Copy out each line featuring the string "ADVERTENCIA" from the entries beneath.

PROVIDED INFORMATION:
· · · ·
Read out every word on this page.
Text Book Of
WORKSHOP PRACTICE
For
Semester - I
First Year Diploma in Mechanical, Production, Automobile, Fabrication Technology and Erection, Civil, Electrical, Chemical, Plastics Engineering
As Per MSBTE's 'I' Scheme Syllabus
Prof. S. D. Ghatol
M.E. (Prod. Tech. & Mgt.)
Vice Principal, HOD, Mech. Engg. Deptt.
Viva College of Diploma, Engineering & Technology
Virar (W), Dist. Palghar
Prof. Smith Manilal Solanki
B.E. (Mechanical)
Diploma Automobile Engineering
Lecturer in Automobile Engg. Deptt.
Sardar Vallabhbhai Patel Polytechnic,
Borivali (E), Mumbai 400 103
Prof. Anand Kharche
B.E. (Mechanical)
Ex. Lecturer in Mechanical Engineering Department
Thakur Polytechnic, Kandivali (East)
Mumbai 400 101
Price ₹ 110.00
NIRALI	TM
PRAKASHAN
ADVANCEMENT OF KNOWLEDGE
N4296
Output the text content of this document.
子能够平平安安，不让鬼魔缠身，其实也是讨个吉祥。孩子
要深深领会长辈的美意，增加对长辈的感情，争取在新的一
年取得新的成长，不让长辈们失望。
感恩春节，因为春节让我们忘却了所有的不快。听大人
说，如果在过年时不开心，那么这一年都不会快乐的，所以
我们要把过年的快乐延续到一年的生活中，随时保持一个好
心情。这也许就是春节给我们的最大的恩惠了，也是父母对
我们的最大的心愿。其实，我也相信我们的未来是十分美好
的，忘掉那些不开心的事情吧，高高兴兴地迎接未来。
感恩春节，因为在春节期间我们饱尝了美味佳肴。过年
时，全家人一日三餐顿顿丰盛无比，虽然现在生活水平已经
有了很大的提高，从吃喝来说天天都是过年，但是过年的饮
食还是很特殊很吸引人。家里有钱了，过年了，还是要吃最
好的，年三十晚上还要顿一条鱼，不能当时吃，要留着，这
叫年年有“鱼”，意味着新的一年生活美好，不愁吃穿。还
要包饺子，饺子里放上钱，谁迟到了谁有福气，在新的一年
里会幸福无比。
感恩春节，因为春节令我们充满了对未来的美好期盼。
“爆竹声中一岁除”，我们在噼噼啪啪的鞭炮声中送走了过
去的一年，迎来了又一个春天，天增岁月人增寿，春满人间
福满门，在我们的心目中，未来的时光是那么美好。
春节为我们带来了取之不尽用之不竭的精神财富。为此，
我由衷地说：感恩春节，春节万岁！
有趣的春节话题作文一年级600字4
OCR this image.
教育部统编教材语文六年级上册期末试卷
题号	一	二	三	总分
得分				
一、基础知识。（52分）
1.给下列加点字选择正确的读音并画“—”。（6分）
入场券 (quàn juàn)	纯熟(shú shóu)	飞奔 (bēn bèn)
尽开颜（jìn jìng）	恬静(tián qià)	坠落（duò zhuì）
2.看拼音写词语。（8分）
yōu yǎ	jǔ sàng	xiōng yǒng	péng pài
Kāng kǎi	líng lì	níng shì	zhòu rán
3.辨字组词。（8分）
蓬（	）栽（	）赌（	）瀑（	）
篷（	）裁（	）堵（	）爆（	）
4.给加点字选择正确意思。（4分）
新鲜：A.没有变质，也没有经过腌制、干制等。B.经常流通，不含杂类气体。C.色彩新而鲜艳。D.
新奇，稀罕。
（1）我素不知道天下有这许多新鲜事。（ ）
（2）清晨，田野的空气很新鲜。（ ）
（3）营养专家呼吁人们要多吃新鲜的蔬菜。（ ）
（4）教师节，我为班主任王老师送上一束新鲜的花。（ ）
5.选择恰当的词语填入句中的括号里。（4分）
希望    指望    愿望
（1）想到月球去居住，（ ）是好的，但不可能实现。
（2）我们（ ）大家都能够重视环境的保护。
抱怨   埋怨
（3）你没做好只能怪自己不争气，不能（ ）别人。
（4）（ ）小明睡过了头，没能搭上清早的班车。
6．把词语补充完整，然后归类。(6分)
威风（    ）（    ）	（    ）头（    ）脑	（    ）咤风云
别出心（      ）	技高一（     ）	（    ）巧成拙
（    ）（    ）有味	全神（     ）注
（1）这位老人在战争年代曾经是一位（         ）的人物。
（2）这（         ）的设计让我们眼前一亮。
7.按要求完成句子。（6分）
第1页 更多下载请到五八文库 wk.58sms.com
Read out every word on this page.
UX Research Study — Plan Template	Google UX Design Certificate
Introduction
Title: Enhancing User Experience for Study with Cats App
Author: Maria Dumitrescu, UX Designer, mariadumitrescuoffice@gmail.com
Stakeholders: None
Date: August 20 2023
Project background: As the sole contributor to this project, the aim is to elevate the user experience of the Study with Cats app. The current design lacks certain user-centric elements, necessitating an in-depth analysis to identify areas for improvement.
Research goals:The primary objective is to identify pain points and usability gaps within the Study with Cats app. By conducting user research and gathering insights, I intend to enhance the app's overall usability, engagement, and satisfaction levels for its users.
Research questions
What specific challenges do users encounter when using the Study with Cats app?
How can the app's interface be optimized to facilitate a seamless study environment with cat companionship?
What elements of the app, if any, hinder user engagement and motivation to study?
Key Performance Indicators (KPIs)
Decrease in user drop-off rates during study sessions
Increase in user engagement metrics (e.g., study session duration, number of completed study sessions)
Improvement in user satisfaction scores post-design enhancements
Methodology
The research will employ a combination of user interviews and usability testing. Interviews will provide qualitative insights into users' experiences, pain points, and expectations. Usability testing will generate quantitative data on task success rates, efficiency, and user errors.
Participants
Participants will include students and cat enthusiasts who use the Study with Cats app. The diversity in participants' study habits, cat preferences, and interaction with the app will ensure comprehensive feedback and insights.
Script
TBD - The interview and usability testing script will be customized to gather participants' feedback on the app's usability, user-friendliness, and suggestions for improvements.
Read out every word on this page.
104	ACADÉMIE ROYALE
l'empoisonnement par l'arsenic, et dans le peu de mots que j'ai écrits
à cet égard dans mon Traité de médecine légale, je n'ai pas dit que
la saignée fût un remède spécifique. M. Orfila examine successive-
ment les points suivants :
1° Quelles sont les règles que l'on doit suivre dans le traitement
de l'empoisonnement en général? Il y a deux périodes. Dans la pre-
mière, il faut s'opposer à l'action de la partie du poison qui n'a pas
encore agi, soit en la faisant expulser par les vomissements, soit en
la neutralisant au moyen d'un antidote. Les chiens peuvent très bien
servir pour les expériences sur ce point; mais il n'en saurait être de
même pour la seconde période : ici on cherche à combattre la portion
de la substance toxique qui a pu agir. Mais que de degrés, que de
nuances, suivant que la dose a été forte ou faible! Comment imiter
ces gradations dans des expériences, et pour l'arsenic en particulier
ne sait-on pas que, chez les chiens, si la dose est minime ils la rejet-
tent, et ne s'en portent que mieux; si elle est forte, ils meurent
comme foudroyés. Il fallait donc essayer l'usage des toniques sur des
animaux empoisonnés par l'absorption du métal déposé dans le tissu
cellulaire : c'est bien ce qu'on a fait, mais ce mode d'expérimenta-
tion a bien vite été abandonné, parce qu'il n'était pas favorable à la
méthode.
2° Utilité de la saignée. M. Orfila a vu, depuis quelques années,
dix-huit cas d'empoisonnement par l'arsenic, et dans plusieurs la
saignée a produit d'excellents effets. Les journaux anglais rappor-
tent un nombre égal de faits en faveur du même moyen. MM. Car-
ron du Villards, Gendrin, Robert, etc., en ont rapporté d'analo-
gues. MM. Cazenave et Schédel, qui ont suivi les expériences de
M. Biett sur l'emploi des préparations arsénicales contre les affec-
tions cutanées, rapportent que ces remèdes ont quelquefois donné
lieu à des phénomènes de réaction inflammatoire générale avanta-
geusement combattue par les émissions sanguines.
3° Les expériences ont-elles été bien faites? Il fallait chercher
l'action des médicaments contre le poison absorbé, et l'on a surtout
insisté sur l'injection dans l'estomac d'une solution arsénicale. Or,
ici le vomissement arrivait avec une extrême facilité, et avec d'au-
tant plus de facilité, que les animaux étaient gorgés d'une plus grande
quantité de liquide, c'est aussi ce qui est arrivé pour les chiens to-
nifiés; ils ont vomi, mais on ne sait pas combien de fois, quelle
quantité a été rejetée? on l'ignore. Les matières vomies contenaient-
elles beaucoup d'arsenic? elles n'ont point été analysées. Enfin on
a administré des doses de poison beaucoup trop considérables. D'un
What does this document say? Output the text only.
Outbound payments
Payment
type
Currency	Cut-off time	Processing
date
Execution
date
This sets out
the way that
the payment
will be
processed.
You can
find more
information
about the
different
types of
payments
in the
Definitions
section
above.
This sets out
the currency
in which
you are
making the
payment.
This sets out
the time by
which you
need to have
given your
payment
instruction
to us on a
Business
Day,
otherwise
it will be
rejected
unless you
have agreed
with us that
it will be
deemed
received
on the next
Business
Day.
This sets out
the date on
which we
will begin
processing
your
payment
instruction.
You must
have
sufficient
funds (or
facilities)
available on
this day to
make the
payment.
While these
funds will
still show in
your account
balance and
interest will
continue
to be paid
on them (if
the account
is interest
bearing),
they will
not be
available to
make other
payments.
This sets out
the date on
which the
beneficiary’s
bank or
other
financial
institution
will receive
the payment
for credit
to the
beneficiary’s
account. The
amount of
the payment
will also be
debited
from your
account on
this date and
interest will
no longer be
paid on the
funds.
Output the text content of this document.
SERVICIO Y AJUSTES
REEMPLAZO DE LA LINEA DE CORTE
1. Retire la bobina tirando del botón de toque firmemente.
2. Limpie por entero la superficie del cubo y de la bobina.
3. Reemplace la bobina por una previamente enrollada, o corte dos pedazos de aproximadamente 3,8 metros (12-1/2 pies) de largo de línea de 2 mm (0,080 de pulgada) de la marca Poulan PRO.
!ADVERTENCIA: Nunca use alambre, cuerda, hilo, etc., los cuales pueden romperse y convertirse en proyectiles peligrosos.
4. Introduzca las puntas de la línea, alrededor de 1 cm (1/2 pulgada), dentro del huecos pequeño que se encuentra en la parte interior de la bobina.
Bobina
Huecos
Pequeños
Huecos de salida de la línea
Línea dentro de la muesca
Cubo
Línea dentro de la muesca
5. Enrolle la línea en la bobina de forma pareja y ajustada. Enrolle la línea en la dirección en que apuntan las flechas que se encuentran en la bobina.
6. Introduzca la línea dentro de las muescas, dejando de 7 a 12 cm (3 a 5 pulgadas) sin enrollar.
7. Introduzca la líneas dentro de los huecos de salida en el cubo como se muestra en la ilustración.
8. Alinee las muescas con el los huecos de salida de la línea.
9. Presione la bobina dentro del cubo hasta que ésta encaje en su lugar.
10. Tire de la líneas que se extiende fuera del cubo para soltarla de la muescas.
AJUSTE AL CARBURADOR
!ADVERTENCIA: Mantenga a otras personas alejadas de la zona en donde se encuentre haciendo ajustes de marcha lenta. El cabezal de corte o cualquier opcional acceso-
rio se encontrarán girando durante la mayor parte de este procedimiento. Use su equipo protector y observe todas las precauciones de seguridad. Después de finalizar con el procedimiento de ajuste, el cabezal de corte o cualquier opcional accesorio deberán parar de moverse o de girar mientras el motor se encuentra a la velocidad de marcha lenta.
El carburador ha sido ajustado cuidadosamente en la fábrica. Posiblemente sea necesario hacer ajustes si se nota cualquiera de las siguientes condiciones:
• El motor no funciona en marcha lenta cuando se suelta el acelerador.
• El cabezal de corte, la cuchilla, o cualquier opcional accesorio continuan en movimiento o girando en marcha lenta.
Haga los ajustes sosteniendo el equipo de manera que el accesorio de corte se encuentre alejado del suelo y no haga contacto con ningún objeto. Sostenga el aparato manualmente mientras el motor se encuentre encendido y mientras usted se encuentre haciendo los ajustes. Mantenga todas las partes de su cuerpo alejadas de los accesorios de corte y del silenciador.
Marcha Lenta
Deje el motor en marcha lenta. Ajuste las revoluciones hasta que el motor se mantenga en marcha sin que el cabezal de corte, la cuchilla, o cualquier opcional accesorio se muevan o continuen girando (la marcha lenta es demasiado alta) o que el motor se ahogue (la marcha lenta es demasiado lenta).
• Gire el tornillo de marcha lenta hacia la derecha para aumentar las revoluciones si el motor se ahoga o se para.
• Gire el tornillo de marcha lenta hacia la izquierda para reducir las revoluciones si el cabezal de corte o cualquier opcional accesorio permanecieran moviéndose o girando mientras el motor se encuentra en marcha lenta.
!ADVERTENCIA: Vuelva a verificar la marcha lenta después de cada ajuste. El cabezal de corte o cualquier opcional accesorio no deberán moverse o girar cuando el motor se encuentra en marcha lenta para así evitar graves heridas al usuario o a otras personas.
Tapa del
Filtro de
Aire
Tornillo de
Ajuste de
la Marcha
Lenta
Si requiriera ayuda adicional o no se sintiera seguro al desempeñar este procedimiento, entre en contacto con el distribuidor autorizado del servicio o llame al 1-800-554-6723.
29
· · · ·
TASK ANSWER:
!ADVERTENCIA: Nunca use alambre, cuerda, hilo, etc., los cuales pueden romperse y convertirse en proyectiles peligrosos.
!ADVERTENCIA: Mantenga a otras personas alejadas de la zona en donde se encuentre haciendo ajustes de marcha lenta. El cabezal de corte o cualquier opcional acceso-
!ADVERTENCIA: Vuelva a verificar la marcha lenta después de cada ajuste. El cabezal de corte o cualquier opcional accesorio no deberán moverse o girar cuando el motor se encuentra en marcha lenta para así evitar graves heridas al usuario o a otras personas.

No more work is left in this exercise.